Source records
________________
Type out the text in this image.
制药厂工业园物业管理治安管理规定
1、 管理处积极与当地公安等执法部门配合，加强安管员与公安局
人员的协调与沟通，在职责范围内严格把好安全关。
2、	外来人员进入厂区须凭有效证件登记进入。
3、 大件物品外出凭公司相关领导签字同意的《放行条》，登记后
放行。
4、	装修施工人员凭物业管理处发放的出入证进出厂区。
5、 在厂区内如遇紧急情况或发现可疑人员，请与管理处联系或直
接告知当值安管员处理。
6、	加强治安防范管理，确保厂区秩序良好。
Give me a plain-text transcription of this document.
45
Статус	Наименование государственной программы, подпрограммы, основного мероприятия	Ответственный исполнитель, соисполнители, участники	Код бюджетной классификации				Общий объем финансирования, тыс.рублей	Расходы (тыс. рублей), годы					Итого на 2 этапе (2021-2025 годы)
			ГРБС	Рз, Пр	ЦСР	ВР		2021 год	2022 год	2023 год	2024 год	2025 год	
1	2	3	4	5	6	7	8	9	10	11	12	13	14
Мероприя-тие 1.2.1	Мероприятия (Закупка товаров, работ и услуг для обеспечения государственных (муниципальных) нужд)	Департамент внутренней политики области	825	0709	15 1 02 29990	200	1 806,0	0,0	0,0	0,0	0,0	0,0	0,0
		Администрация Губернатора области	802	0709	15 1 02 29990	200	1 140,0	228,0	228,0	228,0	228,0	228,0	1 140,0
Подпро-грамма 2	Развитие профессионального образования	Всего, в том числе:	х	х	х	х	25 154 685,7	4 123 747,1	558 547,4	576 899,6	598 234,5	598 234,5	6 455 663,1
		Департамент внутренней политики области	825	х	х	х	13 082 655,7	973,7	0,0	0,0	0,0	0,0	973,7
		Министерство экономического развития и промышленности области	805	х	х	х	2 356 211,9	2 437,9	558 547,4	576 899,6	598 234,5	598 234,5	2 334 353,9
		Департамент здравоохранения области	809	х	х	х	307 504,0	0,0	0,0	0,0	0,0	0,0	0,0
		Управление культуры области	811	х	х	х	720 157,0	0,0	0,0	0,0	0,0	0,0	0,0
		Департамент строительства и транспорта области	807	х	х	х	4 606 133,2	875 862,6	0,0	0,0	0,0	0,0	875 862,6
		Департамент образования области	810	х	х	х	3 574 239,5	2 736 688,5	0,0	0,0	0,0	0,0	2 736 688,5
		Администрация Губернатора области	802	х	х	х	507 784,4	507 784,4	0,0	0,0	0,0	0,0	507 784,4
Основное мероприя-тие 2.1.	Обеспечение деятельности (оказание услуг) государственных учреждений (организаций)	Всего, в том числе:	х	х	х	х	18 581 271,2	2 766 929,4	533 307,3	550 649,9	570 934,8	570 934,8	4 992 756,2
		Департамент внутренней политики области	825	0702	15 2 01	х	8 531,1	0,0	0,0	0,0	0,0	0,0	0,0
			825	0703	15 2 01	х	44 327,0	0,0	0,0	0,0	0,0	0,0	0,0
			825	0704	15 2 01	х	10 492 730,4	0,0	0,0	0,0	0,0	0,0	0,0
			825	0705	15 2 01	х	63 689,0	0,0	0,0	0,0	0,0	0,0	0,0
________________
#### Given task
Identify each line in the records above that contains the word "политики", and copy it out in full.

#### Result of this task
Мероприя-тие 1.2.1	Мероприятия (Закупка товаров, работ и услуг для обеспечения государственных (муниципальных) нужд)	Департамент внутренней политики области	825	0709	15 1 02 29990	200	1 806,0	0,0	0,0	0,0	0,0	0,0	0,0
		Департамент внутренней политики области	825	х	х	х	13 082 655,7	973,7	0,0	0,0	0,0	0,0	973,7
		Департамент внутренней политики области	825	0702	15 2 01	х	8 531,1	0,0	0,0	0,0	0,0	0,0	0,0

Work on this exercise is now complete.